Find all lines in the records that include the word "subtitle", and copy them out.

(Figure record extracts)
+---+

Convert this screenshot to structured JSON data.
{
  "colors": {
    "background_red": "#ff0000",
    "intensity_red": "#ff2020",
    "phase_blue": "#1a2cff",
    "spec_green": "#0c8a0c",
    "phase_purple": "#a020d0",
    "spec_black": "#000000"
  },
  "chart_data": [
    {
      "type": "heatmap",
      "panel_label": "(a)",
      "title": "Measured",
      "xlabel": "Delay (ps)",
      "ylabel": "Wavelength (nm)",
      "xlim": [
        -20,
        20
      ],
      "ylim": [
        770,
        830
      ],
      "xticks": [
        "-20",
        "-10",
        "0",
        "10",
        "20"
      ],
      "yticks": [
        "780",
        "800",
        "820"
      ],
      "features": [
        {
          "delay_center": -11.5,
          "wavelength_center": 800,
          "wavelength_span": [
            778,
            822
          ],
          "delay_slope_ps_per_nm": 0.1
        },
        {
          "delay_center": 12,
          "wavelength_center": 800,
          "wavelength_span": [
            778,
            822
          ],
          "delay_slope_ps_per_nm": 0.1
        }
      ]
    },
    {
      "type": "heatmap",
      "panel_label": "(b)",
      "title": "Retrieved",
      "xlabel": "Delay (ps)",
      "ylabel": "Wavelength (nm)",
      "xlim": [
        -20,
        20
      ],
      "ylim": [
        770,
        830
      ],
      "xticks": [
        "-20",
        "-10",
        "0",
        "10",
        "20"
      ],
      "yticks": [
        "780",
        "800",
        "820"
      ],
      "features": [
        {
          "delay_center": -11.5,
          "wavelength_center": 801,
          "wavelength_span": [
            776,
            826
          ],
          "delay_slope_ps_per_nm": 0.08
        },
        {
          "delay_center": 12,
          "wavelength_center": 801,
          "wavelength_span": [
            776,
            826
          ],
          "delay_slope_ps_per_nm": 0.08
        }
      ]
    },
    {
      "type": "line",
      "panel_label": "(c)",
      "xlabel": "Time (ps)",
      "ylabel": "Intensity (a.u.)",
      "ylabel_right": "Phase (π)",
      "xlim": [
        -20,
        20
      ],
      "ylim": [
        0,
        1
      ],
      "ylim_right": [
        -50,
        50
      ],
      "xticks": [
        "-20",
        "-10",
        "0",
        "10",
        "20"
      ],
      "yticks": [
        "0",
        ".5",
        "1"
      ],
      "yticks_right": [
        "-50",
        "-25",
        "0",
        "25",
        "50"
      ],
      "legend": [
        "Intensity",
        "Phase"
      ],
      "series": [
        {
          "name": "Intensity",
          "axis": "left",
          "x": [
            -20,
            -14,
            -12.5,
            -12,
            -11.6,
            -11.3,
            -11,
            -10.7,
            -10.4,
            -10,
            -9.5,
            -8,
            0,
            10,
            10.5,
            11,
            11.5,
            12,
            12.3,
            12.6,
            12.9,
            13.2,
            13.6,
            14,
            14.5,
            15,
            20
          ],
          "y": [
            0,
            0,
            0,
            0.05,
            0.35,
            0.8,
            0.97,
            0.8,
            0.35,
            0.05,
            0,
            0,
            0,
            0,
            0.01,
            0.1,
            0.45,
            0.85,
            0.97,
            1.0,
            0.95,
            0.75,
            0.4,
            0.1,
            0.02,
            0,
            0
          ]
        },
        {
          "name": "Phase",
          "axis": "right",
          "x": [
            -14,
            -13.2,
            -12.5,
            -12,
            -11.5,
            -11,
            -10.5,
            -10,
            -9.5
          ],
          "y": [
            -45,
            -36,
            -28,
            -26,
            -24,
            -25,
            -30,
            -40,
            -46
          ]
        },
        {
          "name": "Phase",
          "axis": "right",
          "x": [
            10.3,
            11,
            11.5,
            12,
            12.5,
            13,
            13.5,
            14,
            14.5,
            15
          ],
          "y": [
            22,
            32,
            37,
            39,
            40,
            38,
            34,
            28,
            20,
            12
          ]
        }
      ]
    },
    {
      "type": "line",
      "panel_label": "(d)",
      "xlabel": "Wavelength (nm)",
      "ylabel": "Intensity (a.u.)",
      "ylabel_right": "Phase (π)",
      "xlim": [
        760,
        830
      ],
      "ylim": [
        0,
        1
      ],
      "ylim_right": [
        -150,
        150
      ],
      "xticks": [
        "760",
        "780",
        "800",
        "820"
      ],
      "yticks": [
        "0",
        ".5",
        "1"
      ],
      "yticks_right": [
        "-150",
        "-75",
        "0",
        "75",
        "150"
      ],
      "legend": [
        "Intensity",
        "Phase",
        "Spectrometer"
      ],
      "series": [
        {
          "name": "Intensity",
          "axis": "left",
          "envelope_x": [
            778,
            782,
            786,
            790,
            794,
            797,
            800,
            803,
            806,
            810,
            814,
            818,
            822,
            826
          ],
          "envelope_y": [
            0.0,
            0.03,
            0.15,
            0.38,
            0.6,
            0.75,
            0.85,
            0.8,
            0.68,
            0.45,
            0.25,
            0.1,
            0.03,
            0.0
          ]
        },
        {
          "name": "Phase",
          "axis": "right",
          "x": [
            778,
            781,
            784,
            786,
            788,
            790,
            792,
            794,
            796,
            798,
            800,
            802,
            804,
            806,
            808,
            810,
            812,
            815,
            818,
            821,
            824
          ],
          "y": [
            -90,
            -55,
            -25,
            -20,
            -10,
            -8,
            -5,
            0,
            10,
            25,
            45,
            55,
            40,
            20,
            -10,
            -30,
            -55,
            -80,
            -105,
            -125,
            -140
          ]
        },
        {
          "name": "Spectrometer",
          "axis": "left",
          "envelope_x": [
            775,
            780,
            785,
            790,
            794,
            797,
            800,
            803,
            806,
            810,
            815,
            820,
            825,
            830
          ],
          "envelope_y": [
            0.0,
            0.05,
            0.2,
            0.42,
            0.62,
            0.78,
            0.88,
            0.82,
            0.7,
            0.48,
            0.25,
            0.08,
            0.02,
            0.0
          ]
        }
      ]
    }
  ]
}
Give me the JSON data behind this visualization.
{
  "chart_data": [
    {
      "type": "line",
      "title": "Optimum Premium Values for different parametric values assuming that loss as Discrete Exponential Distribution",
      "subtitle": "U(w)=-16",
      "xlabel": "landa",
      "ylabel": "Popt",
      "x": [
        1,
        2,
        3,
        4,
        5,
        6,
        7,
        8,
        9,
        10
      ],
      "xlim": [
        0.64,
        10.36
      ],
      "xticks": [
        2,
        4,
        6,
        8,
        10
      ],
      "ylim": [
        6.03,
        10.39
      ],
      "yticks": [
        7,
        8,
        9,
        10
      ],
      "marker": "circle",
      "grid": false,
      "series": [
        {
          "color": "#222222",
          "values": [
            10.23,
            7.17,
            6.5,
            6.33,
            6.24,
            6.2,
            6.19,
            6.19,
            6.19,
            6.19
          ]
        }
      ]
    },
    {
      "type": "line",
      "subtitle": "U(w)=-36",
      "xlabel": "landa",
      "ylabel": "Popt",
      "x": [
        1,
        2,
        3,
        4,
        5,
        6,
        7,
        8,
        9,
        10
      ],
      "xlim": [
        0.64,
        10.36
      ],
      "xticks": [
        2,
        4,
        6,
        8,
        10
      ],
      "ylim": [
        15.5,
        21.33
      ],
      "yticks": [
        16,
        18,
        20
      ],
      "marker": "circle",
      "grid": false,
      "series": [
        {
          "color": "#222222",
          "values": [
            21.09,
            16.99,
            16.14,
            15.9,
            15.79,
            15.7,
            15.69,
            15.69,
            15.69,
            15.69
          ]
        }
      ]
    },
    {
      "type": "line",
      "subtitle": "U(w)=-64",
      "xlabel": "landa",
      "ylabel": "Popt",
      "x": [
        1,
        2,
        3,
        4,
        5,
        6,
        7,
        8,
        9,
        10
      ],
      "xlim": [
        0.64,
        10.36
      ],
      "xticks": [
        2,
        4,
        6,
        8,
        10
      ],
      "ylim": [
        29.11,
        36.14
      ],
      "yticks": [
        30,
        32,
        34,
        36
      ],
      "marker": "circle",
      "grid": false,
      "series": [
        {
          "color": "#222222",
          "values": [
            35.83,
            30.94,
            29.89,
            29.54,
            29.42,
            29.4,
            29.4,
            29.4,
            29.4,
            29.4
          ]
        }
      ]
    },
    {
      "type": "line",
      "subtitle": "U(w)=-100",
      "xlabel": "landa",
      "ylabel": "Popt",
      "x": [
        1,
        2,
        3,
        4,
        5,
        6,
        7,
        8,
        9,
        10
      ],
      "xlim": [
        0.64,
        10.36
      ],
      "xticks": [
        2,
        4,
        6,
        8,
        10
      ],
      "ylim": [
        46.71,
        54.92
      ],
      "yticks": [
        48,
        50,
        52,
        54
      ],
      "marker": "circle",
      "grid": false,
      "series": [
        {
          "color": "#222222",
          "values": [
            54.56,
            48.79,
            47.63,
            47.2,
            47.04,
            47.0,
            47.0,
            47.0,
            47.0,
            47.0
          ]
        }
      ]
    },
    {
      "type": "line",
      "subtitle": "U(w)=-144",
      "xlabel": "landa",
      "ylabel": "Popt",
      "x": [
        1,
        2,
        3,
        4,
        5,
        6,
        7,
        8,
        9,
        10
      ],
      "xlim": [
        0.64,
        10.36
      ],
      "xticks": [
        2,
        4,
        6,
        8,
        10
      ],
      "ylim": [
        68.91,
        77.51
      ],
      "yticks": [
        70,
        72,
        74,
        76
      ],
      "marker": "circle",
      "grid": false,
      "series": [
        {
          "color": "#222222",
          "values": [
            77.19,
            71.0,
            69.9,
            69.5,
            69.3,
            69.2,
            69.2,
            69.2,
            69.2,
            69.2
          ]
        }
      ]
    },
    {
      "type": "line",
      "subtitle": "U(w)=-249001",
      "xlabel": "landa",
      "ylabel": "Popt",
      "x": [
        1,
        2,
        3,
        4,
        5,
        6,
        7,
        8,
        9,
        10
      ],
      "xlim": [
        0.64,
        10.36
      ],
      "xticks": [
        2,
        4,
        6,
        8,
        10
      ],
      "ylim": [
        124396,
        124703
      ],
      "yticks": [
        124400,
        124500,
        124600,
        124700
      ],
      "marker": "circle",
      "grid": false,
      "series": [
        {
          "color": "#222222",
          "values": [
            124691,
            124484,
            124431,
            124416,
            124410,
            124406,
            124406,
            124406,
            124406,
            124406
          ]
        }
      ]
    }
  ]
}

+---+

▸ In response
      "subtitle": "U(w)=-16",
      "subtitle": "U(w)=-36",
      "subtitle": "U(w)=-64",
      "subtitle": "U(w)=-100",
      "subtitle": "U(w)=-144",
      "subtitle": "U(w)=-249001",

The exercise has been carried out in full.